# Exercise instructions:
What lines of the data below hold the string "Number"? Copy each one out.

[Stored dataset items]
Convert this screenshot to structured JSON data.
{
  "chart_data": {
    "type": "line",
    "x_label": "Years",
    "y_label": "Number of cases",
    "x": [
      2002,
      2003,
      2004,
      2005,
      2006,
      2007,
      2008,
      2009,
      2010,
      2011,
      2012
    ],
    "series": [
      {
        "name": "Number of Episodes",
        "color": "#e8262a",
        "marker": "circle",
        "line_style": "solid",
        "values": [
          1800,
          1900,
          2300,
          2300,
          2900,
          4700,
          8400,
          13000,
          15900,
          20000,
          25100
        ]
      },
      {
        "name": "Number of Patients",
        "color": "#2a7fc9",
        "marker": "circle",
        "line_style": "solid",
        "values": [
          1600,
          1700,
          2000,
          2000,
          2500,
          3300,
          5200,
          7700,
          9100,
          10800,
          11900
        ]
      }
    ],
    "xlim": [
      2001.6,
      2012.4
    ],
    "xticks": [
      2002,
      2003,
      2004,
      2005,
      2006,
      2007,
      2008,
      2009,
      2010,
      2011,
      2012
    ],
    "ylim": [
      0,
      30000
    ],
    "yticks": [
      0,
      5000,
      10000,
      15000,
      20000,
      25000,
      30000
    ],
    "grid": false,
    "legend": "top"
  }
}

# Exercise output:
    "y_label": "Number of cases",
        "name": "Number of Episodes",
        "name": "Number of Patients",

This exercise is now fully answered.